RECORDS PROVIDED →

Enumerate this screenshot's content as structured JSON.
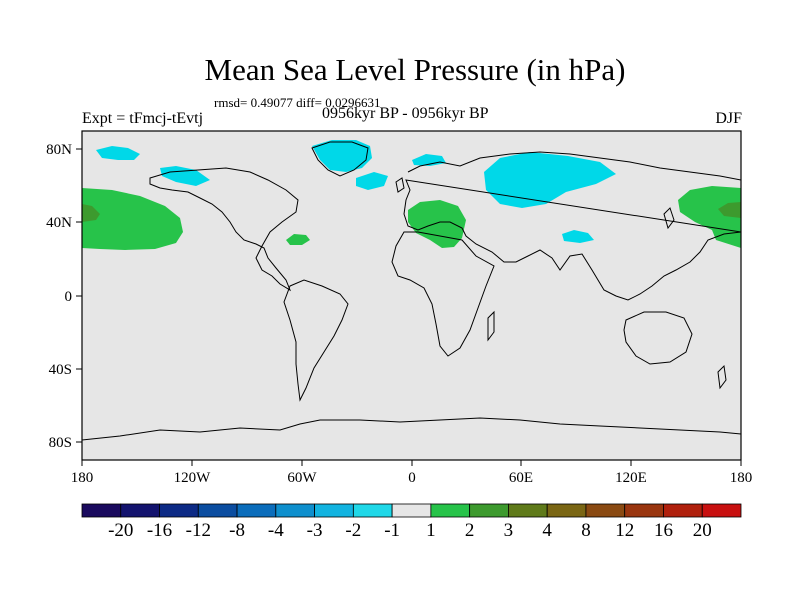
{
  "title": "Mean Sea Level Pressure (in hPa)",
  "stats": "rmsd= 0.49077 diff= 0.0296631",
  "experiment": "Expt = tFmcj-tEvtj",
  "period": "0956kyr BP - 0956kyr BP",
  "season": "DJF",
  "map": {
    "x_ticks": [
      "180",
      "120W",
      "60W",
      "0",
      "60E",
      "120E",
      "180"
    ],
    "y_ticks": [
      "80N",
      "40N",
      "0",
      "40S",
      "80S"
    ],
    "background_color": "#e6e6e6"
  },
  "colorbar": {
    "labels": [
      "-20",
      "-16",
      "-12",
      "-8",
      "-4",
      "-3",
      "-2",
      "-1",
      "1",
      "2",
      "3",
      "4",
      "8",
      "12",
      "16",
      "20"
    ],
    "colors": [
      "#1a0a5e",
      "#13136e",
      "#0d2a85",
      "#0b4da0",
      "#0b6dbb",
      "#0e8fcd",
      "#12b3e0",
      "#20d8e8",
      "#e6e6e6",
      "#27c34a",
      "#3d9a2e",
      "#5f7a1a",
      "#7a6614",
      "#8a4a12",
      "#99350f",
      "#b0200d",
      "#c81010"
    ]
  },
  "anomaly_colors": {
    "cyan": "#00d8e8",
    "green": "#27c34a",
    "dark_green": "#3d9a2e"
  }
}
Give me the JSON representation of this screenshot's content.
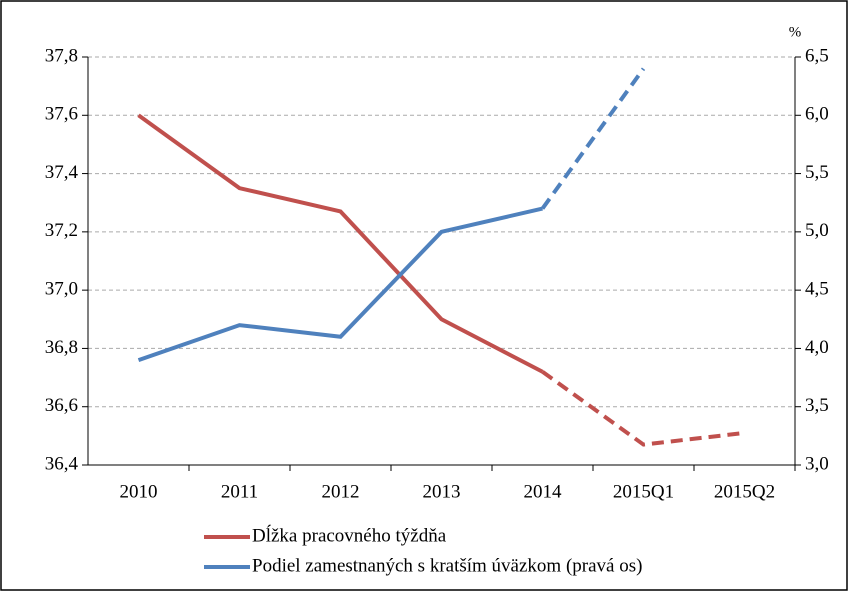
{
  "chart_data": {
    "type": "line",
    "categories": [
      "2010",
      "2011",
      "2012",
      "2013",
      "2014",
      "2015Q1",
      "2015Q2"
    ],
    "series": [
      {
        "name": "Dĺžka pracovného týždňa",
        "color": "#c0504d",
        "dash_from": 4,
        "values": [
          37.6,
          37.35,
          37.27,
          36.9,
          36.72,
          36.47,
          36.51
        ]
      },
      {
        "name": "Podiel zamestnaných s kratším úväzkom (pravá os)",
        "color": "#4f81bd",
        "axis": "y2",
        "dash_from": 4,
        "values": [
          3.9,
          4.2,
          4.1,
          5.0,
          5.2,
          6.4,
          null
        ]
      }
    ],
    "ylim": [
      36.4,
      37.8
    ],
    "yticks": [
      {
        "value": 36.4,
        "label": "36,4"
      },
      {
        "value": 36.6,
        "label": "36,6"
      },
      {
        "value": 36.8,
        "label": "36,8"
      },
      {
        "value": 37.0,
        "label": "37,0"
      },
      {
        "value": 37.2,
        "label": "37,2"
      },
      {
        "value": 37.4,
        "label": "37,4"
      },
      {
        "value": 37.6,
        "label": "37,6"
      },
      {
        "value": 37.8,
        "label": "37,8"
      }
    ],
    "y2label": "%",
    "y2lim": [
      3.0,
      6.5
    ],
    "y2ticks": [
      {
        "value": 3.0,
        "label": "3,0"
      },
      {
        "value": 3.5,
        "label": "3,5"
      },
      {
        "value": 4.0,
        "label": "4,0"
      },
      {
        "value": 4.5,
        "label": "4,5"
      },
      {
        "value": 5.0,
        "label": "5,0"
      },
      {
        "value": 5.5,
        "label": "5,5"
      },
      {
        "value": 6.0,
        "label": "6,0"
      },
      {
        "value": 6.5,
        "label": "6,5"
      }
    ],
    "grid": true
  }
}
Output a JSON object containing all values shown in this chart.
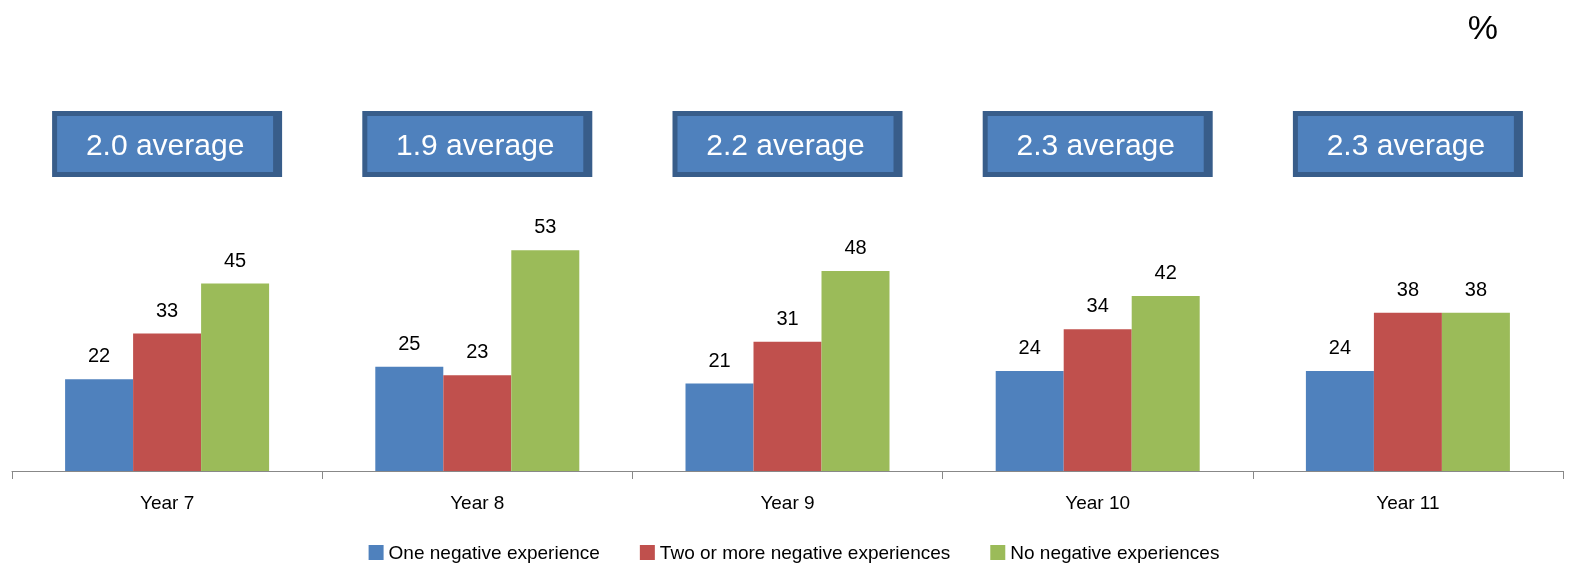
{
  "chart_data": {
    "type": "bar",
    "categories": [
      "Year 7",
      "Year 8",
      "Year 9",
      "Year 10",
      "Year 11"
    ],
    "series": [
      {
        "name": "One negative experience",
        "color": "#4f81bd",
        "values": [
          22,
          25,
          21,
          24,
          24
        ]
      },
      {
        "name": "Two or more negative experiences",
        "color": "#c0504d",
        "values": [
          33,
          23,
          31,
          34,
          38
        ]
      },
      {
        "name": "No negative experiences",
        "color": "#9bbb59",
        "values": [
          45,
          53,
          48,
          42,
          38
        ]
      }
    ],
    "data_labels": true,
    "legend": "bottom",
    "annotations": [
      "2.0 average",
      "1.9 average",
      "2.2 average",
      "2.3 average",
      "2.3 average",
      "%"
    ]
  }
}
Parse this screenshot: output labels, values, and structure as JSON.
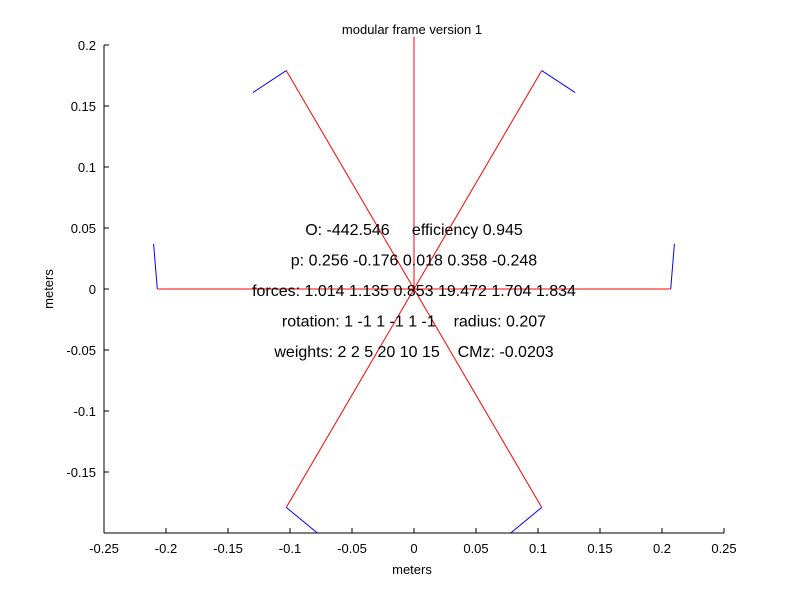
{
  "chart_data": {
    "type": "line",
    "title": "modular frame version 1",
    "xlabel": "meters",
    "ylabel": "meters",
    "xlim": [
      -0.25,
      0.25
    ],
    "ylim": [
      -0.2,
      0.2
    ],
    "xticks": [
      "-0.25",
      "-0.2",
      "-0.15",
      "-0.1",
      "-0.05",
      "0",
      "0.05",
      "0.1",
      "0.15",
      "0.2",
      "0.25"
    ],
    "yticks": [
      "-0.15",
      "-0.1",
      "-0.05",
      "0",
      "0.05",
      "0.1",
      "0.15",
      "0.2"
    ],
    "colors": {
      "link": "#ff0000",
      "foot": "#0000ff",
      "axis": "#000000"
    },
    "grid": false,
    "series": [
      {
        "color": "link",
        "x": [
          -0.207,
          0
        ],
        "y": [
          0,
          0
        ]
      },
      {
        "color": "foot",
        "x": [
          -0.207,
          -0.21
        ],
        "y": [
          0,
          0.037
        ]
      },
      {
        "color": "link",
        "x": [
          0.207,
          0
        ],
        "y": [
          0,
          0
        ]
      },
      {
        "color": "foot",
        "x": [
          0.207,
          0.21
        ],
        "y": [
          0,
          0.037
        ]
      },
      {
        "color": "link",
        "x": [
          -0.103,
          0
        ],
        "y": [
          0.179,
          0
        ]
      },
      {
        "color": "foot",
        "x": [
          -0.103,
          -0.13
        ],
        "y": [
          0.179,
          0.161
        ]
      },
      {
        "color": "link",
        "x": [
          0.103,
          0
        ],
        "y": [
          0.179,
          0
        ]
      },
      {
        "color": "foot",
        "x": [
          0.103,
          0.13
        ],
        "y": [
          0.179,
          0.161
        ]
      },
      {
        "color": "link",
        "x": [
          -0.103,
          0
        ],
        "y": [
          -0.179,
          0
        ]
      },
      {
        "color": "foot",
        "x": [
          -0.103,
          -0.078
        ],
        "y": [
          -0.179,
          -0.2
        ]
      },
      {
        "color": "link",
        "x": [
          0.103,
          0
        ],
        "y": [
          -0.179,
          0
        ]
      },
      {
        "color": "foot",
        "x": [
          0.103,
          0.078
        ],
        "y": [
          -0.179,
          -0.2
        ]
      },
      {
        "color": "link",
        "x": [
          0,
          0
        ],
        "y": [
          0,
          0.207
        ]
      }
    ],
    "annotations": [
      {
        "text": "O: -442.546     efficiency 0.945",
        "x": 0.0,
        "y": 0.049
      },
      {
        "text": "p: 0.256 -0.176 0.018 0.358 -0.248",
        "x": 0.0,
        "y": 0.024
      },
      {
        "text": "forces: 1.014 1.135 0.853 19.472 1.704 1.834",
        "x": 0.0,
        "y": -0.001
      },
      {
        "text": "rotation: 1 -1 1 -1 1 -1    radius: 0.207",
        "x": 0.0,
        "y": -0.026
      },
      {
        "text": "weights: 2 2 5 20 10 15    CMz: -0.0203",
        "x": 0.0,
        "y": -0.051
      }
    ]
  }
}
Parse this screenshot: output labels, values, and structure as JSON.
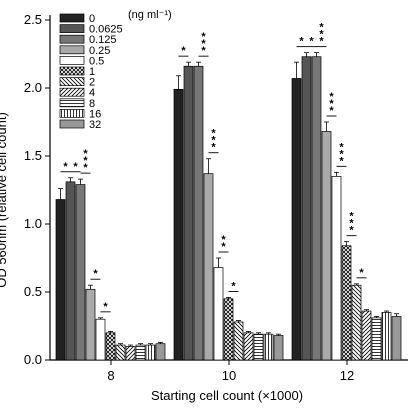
{
  "chart_data": {
    "type": "bar",
    "title": "",
    "xlabel": "Starting cell count (×1000)",
    "ylabel": "OD 560nm (relative cell count)",
    "ylim": [
      0,
      2.5
    ],
    "yticks": [
      "0.0",
      "0.5",
      "1.0",
      "1.5",
      "2.0",
      "2.5"
    ],
    "categories": [
      "8",
      "10",
      "12"
    ],
    "legend_unit": "(ng ml⁻¹)",
    "legend_position": "top-left",
    "grid": false,
    "series": [
      {
        "name": "0",
        "values": [
          1.18,
          1.99,
          2.07
        ],
        "errors": [
          0.08,
          0.1,
          0.12
        ],
        "fill": "#222222",
        "pattern": "solid"
      },
      {
        "name": "0.0625",
        "values": [
          1.31,
          2.16,
          2.23
        ],
        "errors": [
          0.03,
          0.03,
          0.03
        ],
        "fill": "#555555",
        "pattern": "solid"
      },
      {
        "name": "0.125",
        "values": [
          1.29,
          2.16,
          2.23
        ],
        "errors": [
          0.04,
          0.03,
          0.03
        ],
        "fill": "#777777",
        "pattern": "solid"
      },
      {
        "name": "0.25",
        "values": [
          0.52,
          1.37,
          1.68
        ],
        "errors": [
          0.03,
          0.11,
          0.07
        ],
        "fill": "#aaaaaa",
        "pattern": "solid"
      },
      {
        "name": "0.5",
        "values": [
          0.3,
          0.68,
          1.35
        ],
        "errors": [
          0.01,
          0.07,
          0.03
        ],
        "fill": "#ffffff",
        "pattern": "solid"
      },
      {
        "name": "1",
        "values": [
          0.2,
          0.45,
          0.84
        ],
        "errors": [
          0.01,
          0.01,
          0.03
        ],
        "fill": "#ffffff",
        "pattern": "crosshatch"
      },
      {
        "name": "2",
        "values": [
          0.11,
          0.28,
          0.55
        ],
        "errors": [
          0.01,
          0.01,
          0.01
        ],
        "fill": "#ffffff",
        "pattern": "diag-left"
      },
      {
        "name": "4",
        "values": [
          0.1,
          0.2,
          0.36
        ],
        "errors": [
          0.01,
          0.01,
          0.01
        ],
        "fill": "#ffffff",
        "pattern": "diag-right"
      },
      {
        "name": "8",
        "values": [
          0.11,
          0.19,
          0.31
        ],
        "errors": [
          0.01,
          0.01,
          0.01
        ],
        "fill": "#ffffff",
        "pattern": "horizontal"
      },
      {
        "name": "16",
        "values": [
          0.11,
          0.19,
          0.35
        ],
        "errors": [
          0.01,
          0.01,
          0.01
        ],
        "fill": "#ffffff",
        "pattern": "vertical"
      },
      {
        "name": "32",
        "values": [
          0.12,
          0.18,
          0.32
        ],
        "errors": [
          0.01,
          0.01,
          0.02
        ],
        "fill": "#999999",
        "pattern": "solid"
      }
    ],
    "annotations": [
      {
        "group": 0,
        "from": 0,
        "to": 1,
        "label": "*"
      },
      {
        "group": 0,
        "from": 1,
        "to": 2,
        "label": "*"
      },
      {
        "group": 0,
        "from": 2,
        "to": 3,
        "label": "***"
      },
      {
        "group": 0,
        "from": 3,
        "to": 4,
        "label": "*"
      },
      {
        "group": 0,
        "from": 4,
        "to": 5,
        "label": "*"
      },
      {
        "group": 1,
        "from": 0,
        "to": 1,
        "label": "*"
      },
      {
        "group": 1,
        "from": 2,
        "to": 3,
        "label": "***"
      },
      {
        "group": 1,
        "from": 3,
        "to": 4,
        "label": "***"
      },
      {
        "group": 1,
        "from": 4,
        "to": 5,
        "label": "**"
      },
      {
        "group": 1,
        "from": 5,
        "to": 6,
        "label": "*"
      },
      {
        "group": 2,
        "from": 0,
        "to": 1,
        "label": "*"
      },
      {
        "group": 2,
        "from": 1,
        "to": 2,
        "label": "*"
      },
      {
        "group": 2,
        "from": 2,
        "to": 3,
        "label": "***"
      },
      {
        "group": 2,
        "from": 3,
        "to": 4,
        "label": "***"
      },
      {
        "group": 2,
        "from": 4,
        "to": 5,
        "label": "***"
      },
      {
        "group": 2,
        "from": 5,
        "to": 6,
        "label": "***"
      },
      {
        "group": 2,
        "from": 6,
        "to": 7,
        "label": "*"
      }
    ]
  }
}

WHAT YOU WILL DO → A line counts if it holds the word "JSON". How many lines of the entries count? Give the number only.

EXERCISE ANSWER → 5